## Description of the task
All lines in which the word "name" occurs are to be extracted.

Part of a data file

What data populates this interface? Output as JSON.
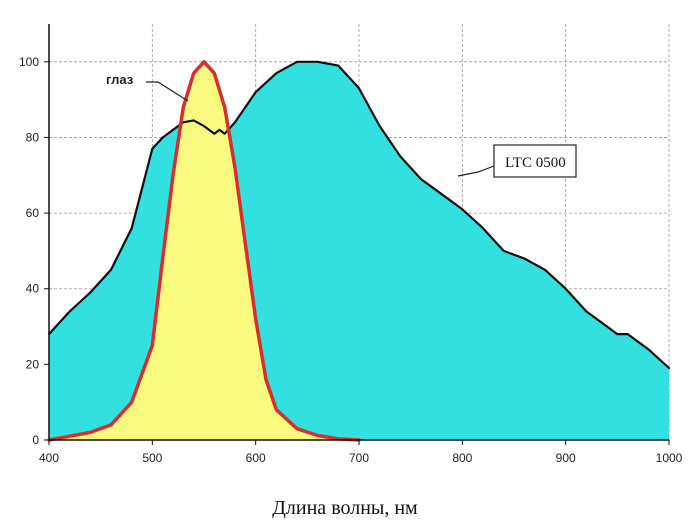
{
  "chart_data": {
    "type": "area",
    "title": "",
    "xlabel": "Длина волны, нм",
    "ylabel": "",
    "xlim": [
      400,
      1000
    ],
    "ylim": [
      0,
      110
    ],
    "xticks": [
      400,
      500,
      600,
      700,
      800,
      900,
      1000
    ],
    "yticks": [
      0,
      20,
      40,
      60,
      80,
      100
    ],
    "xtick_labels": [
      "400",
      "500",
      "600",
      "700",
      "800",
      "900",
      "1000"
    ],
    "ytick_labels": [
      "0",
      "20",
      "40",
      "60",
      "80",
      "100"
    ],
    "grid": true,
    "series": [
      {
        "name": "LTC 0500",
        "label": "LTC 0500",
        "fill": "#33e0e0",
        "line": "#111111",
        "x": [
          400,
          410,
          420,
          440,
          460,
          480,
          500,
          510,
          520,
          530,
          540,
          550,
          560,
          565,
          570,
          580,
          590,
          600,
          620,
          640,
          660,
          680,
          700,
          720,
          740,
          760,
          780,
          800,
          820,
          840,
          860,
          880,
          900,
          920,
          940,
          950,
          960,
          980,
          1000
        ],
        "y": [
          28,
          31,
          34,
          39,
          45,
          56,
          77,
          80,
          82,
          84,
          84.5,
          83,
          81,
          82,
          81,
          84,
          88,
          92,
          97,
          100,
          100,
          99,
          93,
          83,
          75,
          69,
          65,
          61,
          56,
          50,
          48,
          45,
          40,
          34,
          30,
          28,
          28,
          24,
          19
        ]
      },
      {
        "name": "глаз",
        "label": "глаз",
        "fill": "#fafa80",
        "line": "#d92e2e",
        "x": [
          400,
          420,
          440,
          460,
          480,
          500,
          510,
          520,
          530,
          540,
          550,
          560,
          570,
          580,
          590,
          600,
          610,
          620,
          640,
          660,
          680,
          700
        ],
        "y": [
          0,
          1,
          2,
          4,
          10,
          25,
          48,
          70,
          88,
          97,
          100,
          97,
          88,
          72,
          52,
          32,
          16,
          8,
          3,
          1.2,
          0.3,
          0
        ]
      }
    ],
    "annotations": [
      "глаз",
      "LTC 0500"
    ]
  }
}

...

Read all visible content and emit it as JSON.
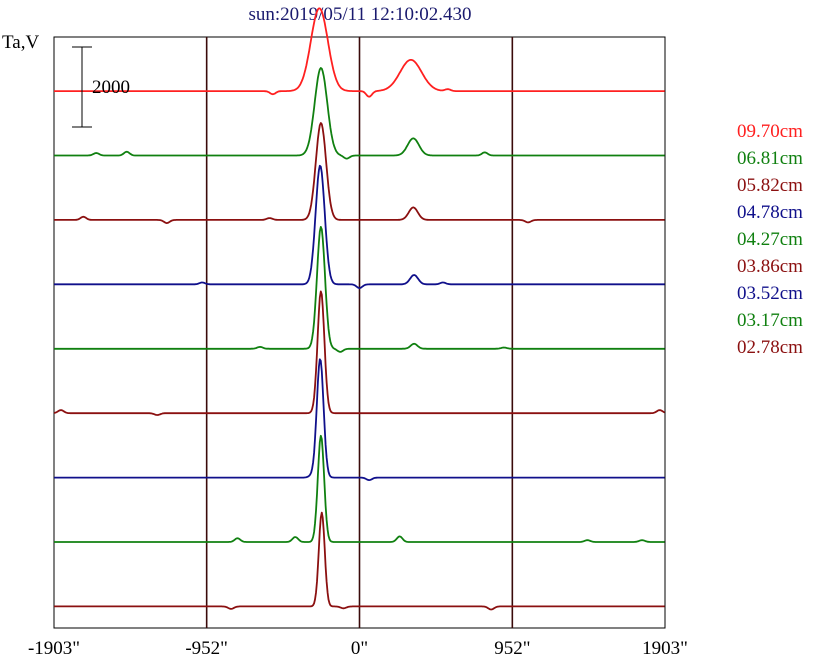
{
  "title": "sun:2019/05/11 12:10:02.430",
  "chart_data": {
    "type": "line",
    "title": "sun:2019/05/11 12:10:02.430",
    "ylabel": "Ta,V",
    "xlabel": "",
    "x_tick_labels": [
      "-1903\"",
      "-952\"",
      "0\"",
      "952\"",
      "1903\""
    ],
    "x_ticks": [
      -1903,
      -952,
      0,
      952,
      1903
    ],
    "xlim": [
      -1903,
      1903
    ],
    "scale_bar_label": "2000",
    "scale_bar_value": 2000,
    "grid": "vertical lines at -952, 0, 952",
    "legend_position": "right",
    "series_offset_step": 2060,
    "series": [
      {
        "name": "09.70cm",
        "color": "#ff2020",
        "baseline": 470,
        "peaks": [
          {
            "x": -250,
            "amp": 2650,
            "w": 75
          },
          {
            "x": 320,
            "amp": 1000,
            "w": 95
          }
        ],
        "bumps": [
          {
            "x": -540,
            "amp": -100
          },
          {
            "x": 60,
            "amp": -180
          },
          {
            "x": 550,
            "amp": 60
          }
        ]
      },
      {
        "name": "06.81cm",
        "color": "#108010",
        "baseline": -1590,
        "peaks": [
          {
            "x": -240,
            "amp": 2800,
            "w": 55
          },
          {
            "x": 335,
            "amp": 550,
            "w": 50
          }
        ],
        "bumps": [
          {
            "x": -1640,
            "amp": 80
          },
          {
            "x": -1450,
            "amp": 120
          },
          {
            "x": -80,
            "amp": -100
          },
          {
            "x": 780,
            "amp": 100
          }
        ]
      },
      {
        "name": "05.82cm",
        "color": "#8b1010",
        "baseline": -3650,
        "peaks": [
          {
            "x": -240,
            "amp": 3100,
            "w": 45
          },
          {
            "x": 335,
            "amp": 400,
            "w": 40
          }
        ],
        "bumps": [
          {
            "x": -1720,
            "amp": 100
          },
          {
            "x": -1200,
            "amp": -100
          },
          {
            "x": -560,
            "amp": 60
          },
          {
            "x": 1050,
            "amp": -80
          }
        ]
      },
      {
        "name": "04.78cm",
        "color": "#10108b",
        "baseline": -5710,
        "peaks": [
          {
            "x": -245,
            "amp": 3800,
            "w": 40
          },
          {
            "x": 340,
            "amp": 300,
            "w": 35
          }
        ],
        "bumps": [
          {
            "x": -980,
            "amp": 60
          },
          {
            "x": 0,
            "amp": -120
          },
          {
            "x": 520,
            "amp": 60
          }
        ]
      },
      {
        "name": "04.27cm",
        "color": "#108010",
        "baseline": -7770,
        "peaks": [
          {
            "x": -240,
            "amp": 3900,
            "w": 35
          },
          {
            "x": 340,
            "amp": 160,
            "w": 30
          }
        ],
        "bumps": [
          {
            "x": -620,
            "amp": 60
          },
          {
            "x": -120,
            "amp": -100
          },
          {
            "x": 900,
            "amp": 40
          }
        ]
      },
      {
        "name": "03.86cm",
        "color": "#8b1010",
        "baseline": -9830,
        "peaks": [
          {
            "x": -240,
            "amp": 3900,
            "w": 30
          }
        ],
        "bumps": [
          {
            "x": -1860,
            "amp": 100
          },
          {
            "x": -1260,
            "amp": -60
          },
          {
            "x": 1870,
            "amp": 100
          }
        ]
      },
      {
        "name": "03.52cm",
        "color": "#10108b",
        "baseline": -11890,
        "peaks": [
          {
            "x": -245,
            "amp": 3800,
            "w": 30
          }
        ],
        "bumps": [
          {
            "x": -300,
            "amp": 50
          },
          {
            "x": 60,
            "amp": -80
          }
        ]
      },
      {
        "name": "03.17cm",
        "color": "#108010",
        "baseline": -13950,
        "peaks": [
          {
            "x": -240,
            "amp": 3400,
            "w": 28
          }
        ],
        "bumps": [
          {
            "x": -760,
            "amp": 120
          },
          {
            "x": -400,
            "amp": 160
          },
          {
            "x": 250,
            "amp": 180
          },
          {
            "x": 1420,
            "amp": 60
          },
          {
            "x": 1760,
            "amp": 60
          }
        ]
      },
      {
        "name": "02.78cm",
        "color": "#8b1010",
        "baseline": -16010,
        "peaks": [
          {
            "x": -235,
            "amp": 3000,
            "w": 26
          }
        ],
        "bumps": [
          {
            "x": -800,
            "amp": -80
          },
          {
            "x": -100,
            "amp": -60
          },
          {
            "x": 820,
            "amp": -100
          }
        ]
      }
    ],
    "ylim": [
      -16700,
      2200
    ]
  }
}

## Right answer
        "name": "LTC 0500",
        "name": "глаз",
        "name": "09.70cm",
        "name": "06.81cm",
        "name": "05.82cm",
        "name": "04.78cm",
        "name": "04.27cm",
        "name": "03.86cm",
        "name": "03.52cm",
        "name": "03.17cm",
        "name": "02.78cm",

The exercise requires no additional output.